> **WHAT IS BEING ASKED**
Find out how many lines of the material contain the string "phiếu" and give only that figure.

> **RECORDS PROVIDED**
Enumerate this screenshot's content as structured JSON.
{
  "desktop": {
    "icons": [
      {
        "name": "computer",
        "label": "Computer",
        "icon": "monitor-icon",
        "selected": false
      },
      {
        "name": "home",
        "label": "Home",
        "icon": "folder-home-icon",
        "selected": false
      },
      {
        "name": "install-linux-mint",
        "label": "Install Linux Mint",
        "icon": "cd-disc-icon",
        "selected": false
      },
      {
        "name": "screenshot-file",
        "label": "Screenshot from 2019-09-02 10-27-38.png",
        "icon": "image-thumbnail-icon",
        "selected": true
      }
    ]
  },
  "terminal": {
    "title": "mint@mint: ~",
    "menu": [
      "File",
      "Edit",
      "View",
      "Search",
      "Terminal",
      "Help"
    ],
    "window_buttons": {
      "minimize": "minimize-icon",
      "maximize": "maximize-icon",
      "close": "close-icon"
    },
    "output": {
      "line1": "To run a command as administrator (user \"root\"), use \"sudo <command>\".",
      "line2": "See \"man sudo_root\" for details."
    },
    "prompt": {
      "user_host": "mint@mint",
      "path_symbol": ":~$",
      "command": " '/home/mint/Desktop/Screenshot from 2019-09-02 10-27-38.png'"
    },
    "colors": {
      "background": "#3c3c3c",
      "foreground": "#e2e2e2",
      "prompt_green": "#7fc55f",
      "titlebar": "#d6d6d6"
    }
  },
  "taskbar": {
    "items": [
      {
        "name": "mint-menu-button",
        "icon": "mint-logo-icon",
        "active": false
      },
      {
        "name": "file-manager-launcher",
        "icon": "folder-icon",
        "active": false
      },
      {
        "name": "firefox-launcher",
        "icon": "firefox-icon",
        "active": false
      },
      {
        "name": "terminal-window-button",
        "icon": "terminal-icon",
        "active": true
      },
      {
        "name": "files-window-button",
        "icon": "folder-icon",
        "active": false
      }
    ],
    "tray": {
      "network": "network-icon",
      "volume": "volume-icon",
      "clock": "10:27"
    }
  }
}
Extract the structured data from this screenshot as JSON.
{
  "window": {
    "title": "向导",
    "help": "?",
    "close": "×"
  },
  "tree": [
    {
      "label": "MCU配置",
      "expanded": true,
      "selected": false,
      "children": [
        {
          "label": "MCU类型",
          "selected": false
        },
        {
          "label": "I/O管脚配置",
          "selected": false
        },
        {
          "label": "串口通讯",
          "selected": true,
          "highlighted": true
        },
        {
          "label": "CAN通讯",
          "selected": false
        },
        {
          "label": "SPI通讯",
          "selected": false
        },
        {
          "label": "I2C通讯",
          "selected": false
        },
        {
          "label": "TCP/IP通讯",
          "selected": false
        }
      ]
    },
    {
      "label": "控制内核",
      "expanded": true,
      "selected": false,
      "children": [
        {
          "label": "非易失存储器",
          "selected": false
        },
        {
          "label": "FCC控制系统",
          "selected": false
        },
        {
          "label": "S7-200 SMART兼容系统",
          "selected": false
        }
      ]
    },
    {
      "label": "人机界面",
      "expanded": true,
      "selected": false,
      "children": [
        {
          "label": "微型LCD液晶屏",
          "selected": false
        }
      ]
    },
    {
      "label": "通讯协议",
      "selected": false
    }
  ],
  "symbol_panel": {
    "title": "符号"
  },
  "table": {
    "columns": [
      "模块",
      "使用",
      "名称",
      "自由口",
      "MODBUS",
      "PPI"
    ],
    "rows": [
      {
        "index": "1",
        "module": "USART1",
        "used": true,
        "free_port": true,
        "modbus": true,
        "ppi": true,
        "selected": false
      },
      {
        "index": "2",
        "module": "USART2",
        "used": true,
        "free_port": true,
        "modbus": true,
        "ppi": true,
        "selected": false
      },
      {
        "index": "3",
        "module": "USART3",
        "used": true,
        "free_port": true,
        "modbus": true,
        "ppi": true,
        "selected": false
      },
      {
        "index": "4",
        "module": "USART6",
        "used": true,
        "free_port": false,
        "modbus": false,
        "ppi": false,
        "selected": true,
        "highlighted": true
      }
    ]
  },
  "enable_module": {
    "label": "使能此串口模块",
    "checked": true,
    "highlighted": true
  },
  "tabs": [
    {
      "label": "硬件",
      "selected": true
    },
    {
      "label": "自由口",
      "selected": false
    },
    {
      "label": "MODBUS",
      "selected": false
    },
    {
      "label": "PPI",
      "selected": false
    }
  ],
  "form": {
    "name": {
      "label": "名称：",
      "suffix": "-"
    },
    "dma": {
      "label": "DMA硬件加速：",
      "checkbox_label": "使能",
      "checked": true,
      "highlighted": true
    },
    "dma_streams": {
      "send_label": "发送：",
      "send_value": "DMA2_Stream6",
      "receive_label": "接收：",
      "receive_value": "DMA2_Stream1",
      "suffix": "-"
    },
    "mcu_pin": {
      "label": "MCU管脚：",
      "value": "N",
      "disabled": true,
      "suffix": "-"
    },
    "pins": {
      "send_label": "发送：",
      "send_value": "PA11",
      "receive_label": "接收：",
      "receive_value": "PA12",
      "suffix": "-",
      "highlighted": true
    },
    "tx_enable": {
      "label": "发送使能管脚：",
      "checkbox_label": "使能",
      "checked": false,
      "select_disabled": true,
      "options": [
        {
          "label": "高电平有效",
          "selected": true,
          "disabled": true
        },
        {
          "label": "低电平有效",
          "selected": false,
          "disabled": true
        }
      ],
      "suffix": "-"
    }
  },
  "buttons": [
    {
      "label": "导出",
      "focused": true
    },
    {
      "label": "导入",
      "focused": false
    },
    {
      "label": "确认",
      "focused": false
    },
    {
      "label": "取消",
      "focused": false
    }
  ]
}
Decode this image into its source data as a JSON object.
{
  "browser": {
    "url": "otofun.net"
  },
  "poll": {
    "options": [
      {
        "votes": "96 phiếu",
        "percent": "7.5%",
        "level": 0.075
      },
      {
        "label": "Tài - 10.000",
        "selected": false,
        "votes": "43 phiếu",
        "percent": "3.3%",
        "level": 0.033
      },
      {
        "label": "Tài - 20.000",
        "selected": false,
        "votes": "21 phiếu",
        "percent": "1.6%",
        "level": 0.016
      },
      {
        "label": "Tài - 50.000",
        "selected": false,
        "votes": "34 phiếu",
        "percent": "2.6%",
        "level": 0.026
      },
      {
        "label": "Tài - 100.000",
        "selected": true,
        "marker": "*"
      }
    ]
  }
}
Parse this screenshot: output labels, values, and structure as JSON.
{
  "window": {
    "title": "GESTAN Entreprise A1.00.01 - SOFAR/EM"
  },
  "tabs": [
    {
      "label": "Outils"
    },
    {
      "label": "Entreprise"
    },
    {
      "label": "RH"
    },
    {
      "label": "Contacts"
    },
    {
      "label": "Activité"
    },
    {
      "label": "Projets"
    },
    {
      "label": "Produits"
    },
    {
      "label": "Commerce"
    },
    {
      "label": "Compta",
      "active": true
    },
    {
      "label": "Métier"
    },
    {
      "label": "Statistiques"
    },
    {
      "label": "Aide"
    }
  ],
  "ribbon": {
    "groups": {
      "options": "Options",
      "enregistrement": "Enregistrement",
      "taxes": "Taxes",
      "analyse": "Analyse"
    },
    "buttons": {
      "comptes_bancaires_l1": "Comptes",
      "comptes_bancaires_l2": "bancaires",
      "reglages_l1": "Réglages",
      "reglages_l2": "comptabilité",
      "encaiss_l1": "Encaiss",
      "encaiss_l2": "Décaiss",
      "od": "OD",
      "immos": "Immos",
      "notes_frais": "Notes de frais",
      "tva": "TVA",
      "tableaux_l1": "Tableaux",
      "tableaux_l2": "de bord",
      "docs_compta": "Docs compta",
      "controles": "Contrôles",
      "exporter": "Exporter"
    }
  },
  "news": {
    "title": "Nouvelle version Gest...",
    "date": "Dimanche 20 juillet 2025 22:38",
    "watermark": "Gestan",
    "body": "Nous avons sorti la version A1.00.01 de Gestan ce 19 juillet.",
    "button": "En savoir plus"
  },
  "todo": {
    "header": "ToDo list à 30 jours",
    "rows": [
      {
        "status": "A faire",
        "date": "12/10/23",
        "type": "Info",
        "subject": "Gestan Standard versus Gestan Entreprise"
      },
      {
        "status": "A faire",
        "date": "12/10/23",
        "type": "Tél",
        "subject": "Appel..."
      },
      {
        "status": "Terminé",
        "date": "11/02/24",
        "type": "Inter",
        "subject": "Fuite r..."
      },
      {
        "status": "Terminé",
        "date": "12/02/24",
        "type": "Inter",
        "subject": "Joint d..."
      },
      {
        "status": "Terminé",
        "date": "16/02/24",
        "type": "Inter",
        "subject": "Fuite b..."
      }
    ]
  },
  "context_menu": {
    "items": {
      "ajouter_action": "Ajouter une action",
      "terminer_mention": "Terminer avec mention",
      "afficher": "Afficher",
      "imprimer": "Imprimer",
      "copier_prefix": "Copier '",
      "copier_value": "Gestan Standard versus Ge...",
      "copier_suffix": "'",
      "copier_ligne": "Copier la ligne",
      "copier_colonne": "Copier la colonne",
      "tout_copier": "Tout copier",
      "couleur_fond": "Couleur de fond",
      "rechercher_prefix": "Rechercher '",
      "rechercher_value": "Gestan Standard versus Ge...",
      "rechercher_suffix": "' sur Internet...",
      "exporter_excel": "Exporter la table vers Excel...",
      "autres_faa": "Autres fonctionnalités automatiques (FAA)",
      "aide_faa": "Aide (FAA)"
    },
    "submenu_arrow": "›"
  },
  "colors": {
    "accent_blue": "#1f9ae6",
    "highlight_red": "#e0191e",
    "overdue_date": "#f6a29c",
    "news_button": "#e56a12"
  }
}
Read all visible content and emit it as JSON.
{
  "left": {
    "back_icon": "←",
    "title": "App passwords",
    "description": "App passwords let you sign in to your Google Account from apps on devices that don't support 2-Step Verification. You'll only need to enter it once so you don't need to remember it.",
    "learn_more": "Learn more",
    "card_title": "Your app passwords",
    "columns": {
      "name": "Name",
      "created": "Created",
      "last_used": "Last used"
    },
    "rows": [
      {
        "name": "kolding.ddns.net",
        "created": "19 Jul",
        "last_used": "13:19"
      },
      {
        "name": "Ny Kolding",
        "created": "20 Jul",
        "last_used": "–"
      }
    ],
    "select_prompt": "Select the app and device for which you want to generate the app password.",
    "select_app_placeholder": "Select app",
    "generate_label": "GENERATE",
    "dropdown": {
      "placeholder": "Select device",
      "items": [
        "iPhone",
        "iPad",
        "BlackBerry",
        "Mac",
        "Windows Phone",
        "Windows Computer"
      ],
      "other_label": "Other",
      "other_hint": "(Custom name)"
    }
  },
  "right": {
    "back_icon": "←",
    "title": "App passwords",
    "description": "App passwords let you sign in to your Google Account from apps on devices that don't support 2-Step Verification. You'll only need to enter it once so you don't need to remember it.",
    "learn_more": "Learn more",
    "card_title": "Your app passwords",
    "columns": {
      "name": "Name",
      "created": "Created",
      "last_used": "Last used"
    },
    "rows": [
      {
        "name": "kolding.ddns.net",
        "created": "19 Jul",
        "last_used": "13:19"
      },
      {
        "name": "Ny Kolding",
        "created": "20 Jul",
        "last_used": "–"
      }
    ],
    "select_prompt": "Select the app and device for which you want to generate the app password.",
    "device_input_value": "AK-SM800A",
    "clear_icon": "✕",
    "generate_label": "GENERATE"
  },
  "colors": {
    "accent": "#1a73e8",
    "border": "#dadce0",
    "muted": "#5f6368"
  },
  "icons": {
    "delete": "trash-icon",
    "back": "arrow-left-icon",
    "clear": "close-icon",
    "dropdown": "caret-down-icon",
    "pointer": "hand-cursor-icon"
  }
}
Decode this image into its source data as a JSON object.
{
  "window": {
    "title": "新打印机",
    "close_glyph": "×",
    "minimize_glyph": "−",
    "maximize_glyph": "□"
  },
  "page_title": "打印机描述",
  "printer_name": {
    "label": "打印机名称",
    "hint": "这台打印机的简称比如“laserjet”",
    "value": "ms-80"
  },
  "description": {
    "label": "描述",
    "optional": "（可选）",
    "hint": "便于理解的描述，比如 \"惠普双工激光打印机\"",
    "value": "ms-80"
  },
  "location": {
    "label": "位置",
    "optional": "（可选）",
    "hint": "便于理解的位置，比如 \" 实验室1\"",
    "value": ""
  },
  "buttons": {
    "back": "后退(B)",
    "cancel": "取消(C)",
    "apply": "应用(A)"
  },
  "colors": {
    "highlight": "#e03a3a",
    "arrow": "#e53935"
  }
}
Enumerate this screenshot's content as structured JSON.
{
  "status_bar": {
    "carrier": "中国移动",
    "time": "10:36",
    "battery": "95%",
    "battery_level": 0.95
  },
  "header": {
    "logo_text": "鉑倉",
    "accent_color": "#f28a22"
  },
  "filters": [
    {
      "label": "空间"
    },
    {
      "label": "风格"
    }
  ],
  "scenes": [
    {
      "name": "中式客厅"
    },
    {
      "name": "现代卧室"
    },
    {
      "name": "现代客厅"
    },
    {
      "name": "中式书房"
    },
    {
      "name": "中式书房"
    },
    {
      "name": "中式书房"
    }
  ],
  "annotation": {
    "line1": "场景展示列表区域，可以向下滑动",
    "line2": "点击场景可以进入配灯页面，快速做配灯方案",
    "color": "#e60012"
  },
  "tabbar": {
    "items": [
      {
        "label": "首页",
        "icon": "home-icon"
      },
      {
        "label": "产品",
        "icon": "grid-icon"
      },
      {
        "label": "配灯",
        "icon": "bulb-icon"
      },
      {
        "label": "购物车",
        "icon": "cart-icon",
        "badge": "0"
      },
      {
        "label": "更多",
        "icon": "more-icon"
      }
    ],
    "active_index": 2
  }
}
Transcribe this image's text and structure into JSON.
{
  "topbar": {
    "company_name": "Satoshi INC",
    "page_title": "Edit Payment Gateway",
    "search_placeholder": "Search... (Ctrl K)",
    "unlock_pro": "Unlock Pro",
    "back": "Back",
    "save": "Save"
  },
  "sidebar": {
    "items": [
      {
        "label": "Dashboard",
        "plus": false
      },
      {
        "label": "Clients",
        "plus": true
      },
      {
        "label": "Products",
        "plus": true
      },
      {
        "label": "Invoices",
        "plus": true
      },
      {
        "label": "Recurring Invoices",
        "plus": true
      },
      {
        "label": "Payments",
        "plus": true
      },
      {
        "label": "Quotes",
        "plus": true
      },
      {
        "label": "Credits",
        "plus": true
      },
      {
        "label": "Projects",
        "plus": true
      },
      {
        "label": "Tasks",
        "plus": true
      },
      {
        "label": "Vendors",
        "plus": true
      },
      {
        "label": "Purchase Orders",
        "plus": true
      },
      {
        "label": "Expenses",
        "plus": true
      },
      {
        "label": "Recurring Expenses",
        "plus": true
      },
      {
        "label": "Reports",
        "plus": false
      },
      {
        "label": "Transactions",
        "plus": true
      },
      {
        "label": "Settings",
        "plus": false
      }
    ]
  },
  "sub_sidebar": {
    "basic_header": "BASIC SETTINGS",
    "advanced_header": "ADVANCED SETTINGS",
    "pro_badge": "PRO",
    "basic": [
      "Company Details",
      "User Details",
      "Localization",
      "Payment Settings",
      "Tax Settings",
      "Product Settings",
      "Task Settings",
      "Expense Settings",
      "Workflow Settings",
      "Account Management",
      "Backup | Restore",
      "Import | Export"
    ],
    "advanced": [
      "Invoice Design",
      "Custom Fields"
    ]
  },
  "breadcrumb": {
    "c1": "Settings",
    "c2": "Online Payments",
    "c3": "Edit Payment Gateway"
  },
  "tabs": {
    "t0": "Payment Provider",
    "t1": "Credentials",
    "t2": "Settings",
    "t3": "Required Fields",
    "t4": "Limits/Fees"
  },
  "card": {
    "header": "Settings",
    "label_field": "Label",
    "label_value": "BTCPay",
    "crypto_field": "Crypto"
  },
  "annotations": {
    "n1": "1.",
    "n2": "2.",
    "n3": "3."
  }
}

> **ANSWER FOR THIS EXERCISE**
4